● **Items from a dataset**:

— begin —

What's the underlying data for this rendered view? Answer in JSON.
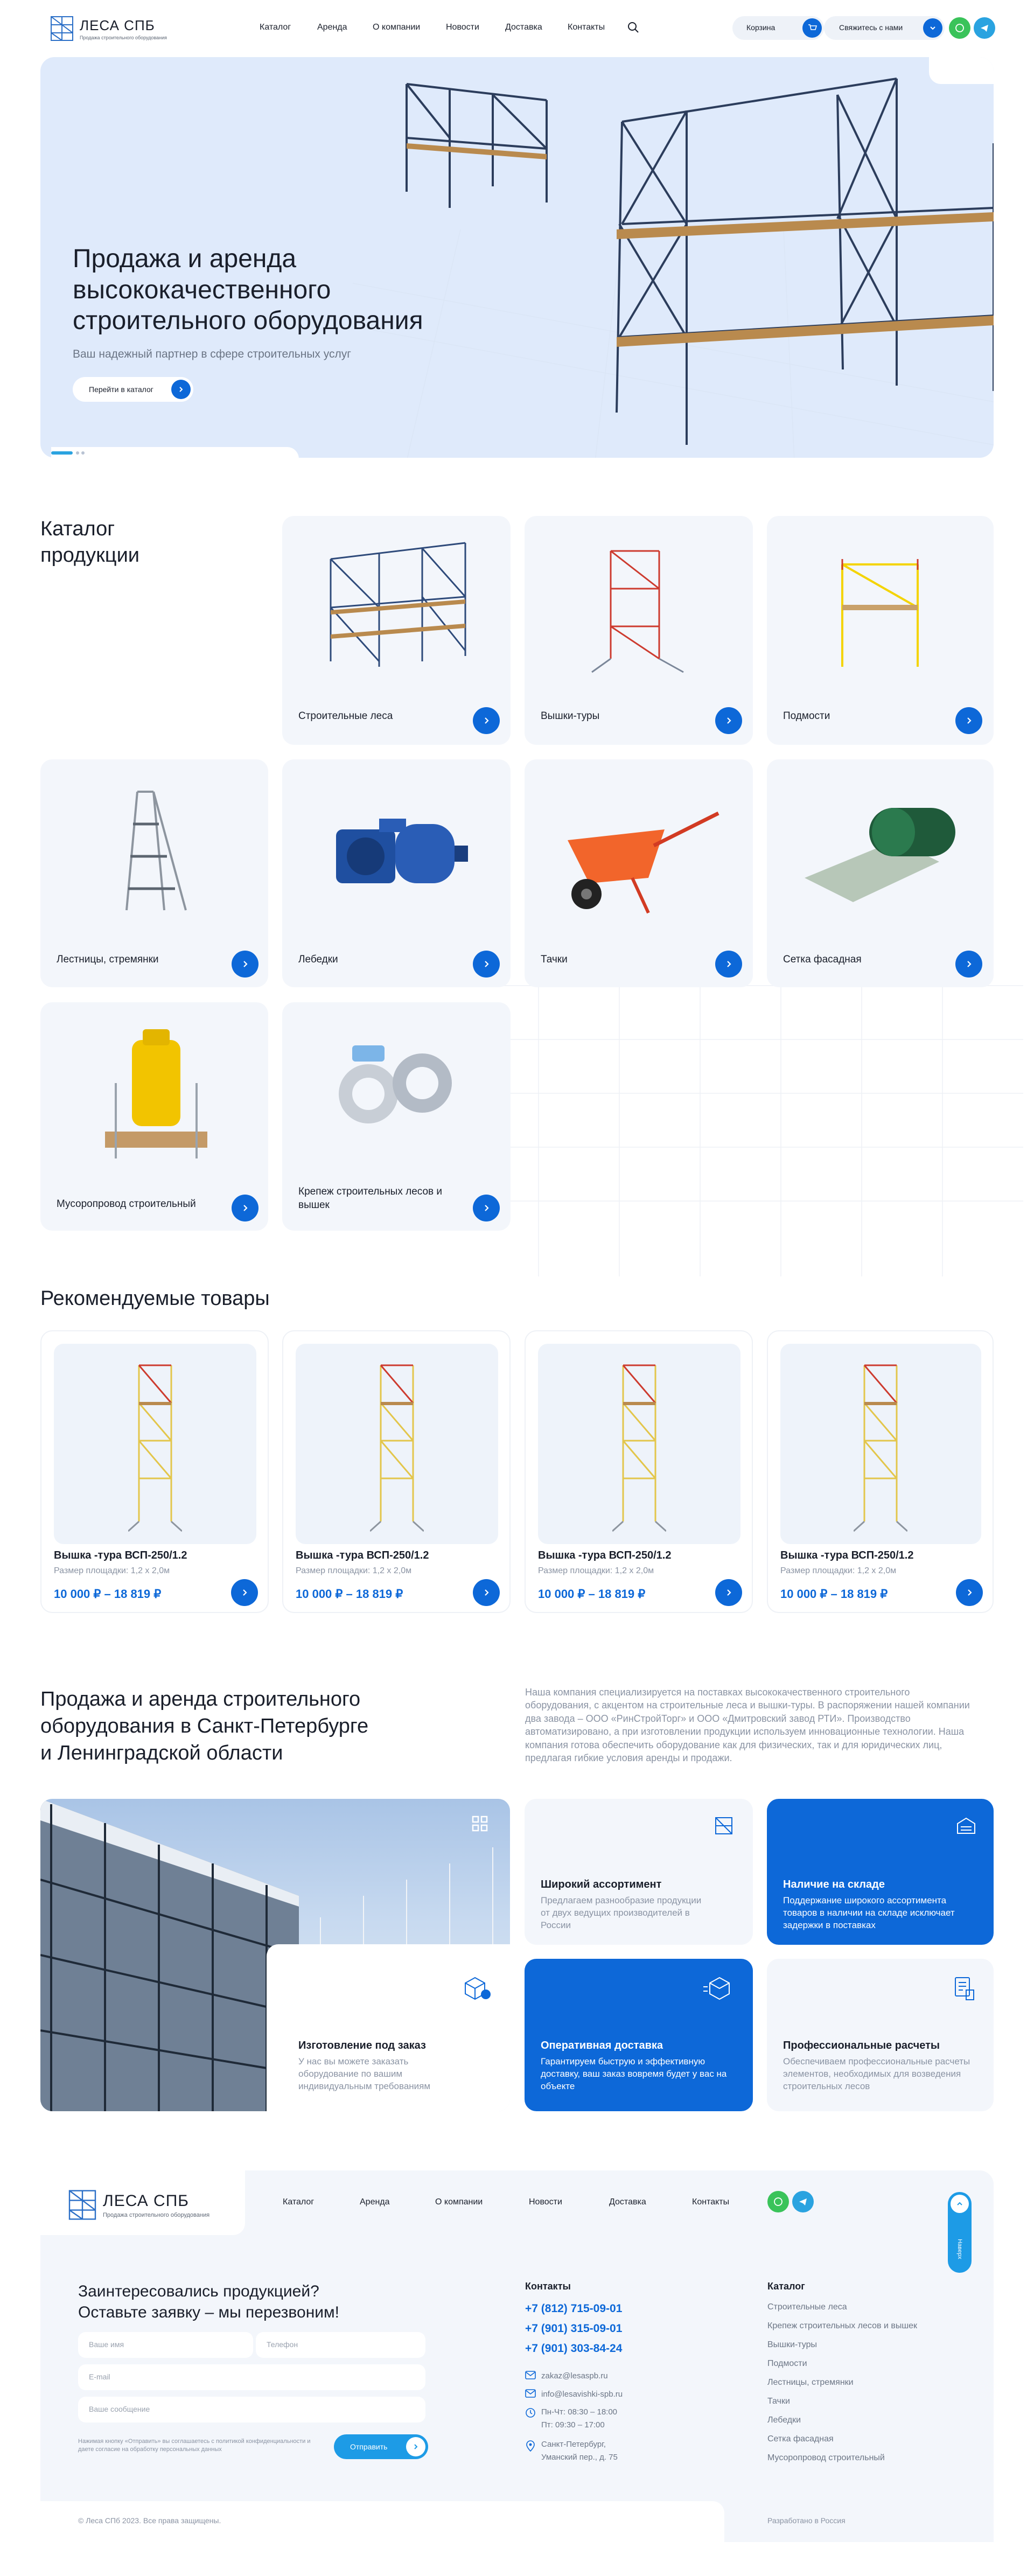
{
  "header": {
    "logo_title": "ЛЕСА СПБ",
    "logo_subtitle": "Продажа строительного оборудования",
    "nav": [
      "Каталог",
      "Аренда",
      "О компании",
      "Новости",
      "Доставка",
      "Контакты"
    ],
    "cart_label": "Корзина",
    "contact_label": "Свяжитесь с нами"
  },
  "hero": {
    "title_l1": "Продажа и аренда",
    "title_l2": "высококачественного",
    "title_l3": "строительного оборудования",
    "subtitle": "Ваш надежный партнер в сфере строительных услуг",
    "button": "Перейти в каталог",
    "slide_index": 1,
    "slide_count": 3
  },
  "catalog": {
    "title_l1": "Каталог",
    "title_l2": "продукции",
    "items": [
      "Строительные леса",
      "Вышки-туры",
      "Подмости",
      "Лестницы, стремянки",
      "Лебедки",
      "Тачки",
      "Сетка фасадная",
      "Мусоропровод строительный",
      "Крепеж строительных лесов и вышек"
    ]
  },
  "recommended": {
    "title": "Рекомендуемые товары",
    "products": [
      {
        "name": "Вышка -тура ВСП-250/1.2",
        "size": "Размер площадки: 1,2 х 2,0м",
        "price": "10 000 ₽ – 18 819 ₽"
      },
      {
        "name": "Вышка -тура ВСП-250/1.2",
        "size": "Размер площадки: 1,2 х 2,0м",
        "price": "10 000 ₽ – 18 819 ₽"
      },
      {
        "name": "Вышка -тура ВСП-250/1.2",
        "size": "Размер площадки: 1,2 х 2,0м",
        "price": "10 000 ₽ – 18 819 ₽"
      },
      {
        "name": "Вышка -тура ВСП-250/1.2",
        "size": "Размер площадки: 1,2 х 2,0м",
        "price": "10 000 ₽ – 18 819 ₽"
      }
    ]
  },
  "about": {
    "title_l1": "Продажа и аренда строительного",
    "title_l2": "оборудования в Санкт-Петербурге",
    "title_l3": "и Ленинградской области",
    "text": "Наша компания специализируется на поставках высококачественного строительного оборудования, с акцентом на строительные леса и вышки-туры. В распоряжении нашей компании два завода – ООО «РинСтройТорг» и ООО «Дмитровский завод РТИ». Производство автоматизировано, а при изготовлении продукции используем инновационные технологии. Наша компания готова обеспечить оборудование как для физических, так и для юридических лиц, предлагая гибкие условия аренды и продажи.",
    "features": [
      {
        "title": "Широкий ассортимент",
        "text": "Предлагаем разнообразие продукции от двух ведущих производителей в России"
      },
      {
        "title": "Наличие на складе",
        "text": "Поддержание широкого ассортимента товаров в наличии на складе исключает задержки в поставках"
      },
      {
        "title": "Изготовление под заказ",
        "text": "У нас вы можете заказать оборудование по вашим индивидуальным требованиям"
      },
      {
        "title": "Оперативная доставка",
        "text": "Гарантируем быструю и эффективную доставку, ваш заказ вовремя будет у вас на объекте"
      },
      {
        "title": "Профессиональные расчеты",
        "text": "Обеспечиваем профессиональные расчеты элементов, необходимых для возведения строительных лесов"
      }
    ]
  },
  "footer": {
    "logo_title": "ЛЕСА СПБ",
    "logo_subtitle": "Продажа строительного оборудования",
    "nav": [
      "Каталог",
      "Аренда",
      "О компании",
      "Новости",
      "Доставка",
      "Контакты"
    ],
    "up_label": "Наверх",
    "form_title_l1": "Заинтересовались продукцией?",
    "form_title_l2": "Оставьте заявку – мы перезвоним!",
    "ph_name": "Ваше имя",
    "ph_phone": "Телефон",
    "ph_email": "E-mail",
    "ph_message": "Ваше сообщение",
    "consent": "Нажимая кнопку «Отправить» вы соглашаетесь с политикой конфиденциальности и даете согласие на обработку персональных данных",
    "submit": "Отправить",
    "contacts_title": "Контакты",
    "phones": [
      "+7 (812) 715-09-01",
      "+7 (901) 315-09-01",
      "+7 (901) 303-84-24"
    ],
    "email1": "zakaz@lesaspb.ru",
    "email2": "info@lesavishki-spb.ru",
    "hours1": "Пн-Чт: 08:30 – 18:00",
    "hours2": "Пт: 09:30 – 17:00",
    "address1": "Санкт-Петербург,",
    "address2": "Уманский пер., д. 75",
    "catalog_title": "Каталог",
    "catalog_links": [
      "Строительные леса",
      "Крепеж строительных лесов и вышек",
      "Вышки-туры",
      "Подмости",
      "Лестницы, стремянки",
      "Тачки",
      "Лебедки",
      "Сетка фасадная",
      "Мусоропровод строительный"
    ],
    "copyright": "© Леса СПб 2023. Все права защищены.",
    "developer": "Разработано в Россия"
  },
  "colors": {
    "accent": "#0d68d8",
    "light_bg": "#f3f6fb",
    "hero_bg": "#dfeafb",
    "whatsapp": "#3ac35a",
    "telegram": "#2aa3e0"
  }
}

— end —

● **What the task requires**:
Copy out each line of the material that holds the word "Отправить".

● **The answer**:
    "consent": "Нажимая кнопку «Отправить» вы соглашаетесь с политикой конфиденциальности и даете согласие на обработку персональных данных",
    "submit": "Отправить",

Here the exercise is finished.